# What you need to do
Transcribe the material verbatim in full; the pictures do not belong in the copy.

# Data for processing
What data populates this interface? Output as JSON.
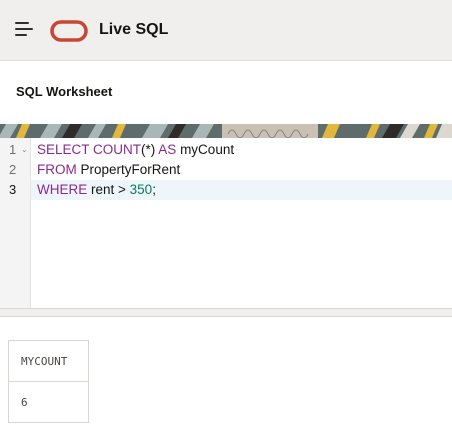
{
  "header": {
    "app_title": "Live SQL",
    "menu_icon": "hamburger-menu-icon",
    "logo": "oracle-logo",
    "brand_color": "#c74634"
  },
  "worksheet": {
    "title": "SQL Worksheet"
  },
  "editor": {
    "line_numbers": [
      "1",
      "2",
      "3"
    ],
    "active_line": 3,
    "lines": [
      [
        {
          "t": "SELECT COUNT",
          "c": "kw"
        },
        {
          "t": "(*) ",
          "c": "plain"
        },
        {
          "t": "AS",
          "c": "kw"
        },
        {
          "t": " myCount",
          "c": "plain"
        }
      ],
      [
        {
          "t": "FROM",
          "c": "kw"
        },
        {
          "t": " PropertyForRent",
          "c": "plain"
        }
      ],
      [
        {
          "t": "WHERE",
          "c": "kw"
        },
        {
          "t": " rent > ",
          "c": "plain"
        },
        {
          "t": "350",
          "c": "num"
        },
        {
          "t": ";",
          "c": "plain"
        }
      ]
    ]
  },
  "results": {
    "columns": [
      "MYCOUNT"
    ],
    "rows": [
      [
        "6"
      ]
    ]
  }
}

# Answer below
What data populates this interface? Output as JSON.
{
  "header": {
    "app_title": "Live SQL",
    "menu_icon": "hamburger-menu-icon",
    "logo": "oracle-logo",
    "brand_color": "#c74634"
  },
  "worksheet": {
    "title": "SQL Worksheet"
  },
  "editor": {
    "line_numbers": [
      "1",
      "2",
      "3"
    ],
    "active_line": 3,
    "lines": [
      [
        {
          "t": "SELECT COUNT",
          "c": "kw"
        },
        {
          "t": "(*) ",
          "c": "plain"
        },
        {
          "t": "AS",
          "c": "kw"
        },
        {
          "t": " myCount",
          "c": "plain"
        }
      ],
      [
        {
          "t": "FROM",
          "c": "kw"
        },
        {
          "t": " PropertyForRent",
          "c": "plain"
        }
      ],
      [
        {
          "t": "WHERE",
          "c": "kw"
        },
        {
          "t": " rent > ",
          "c": "plain"
        },
        {
          "t": "350",
          "c": "num"
        },
        {
          "t": ";",
          "c": "plain"
        }
      ]
    ]
  },
  "results": {
    "columns": [
      "MYCOUNT"
    ],
    "rows": [
      [
        "6"
      ]
    ]
  }
}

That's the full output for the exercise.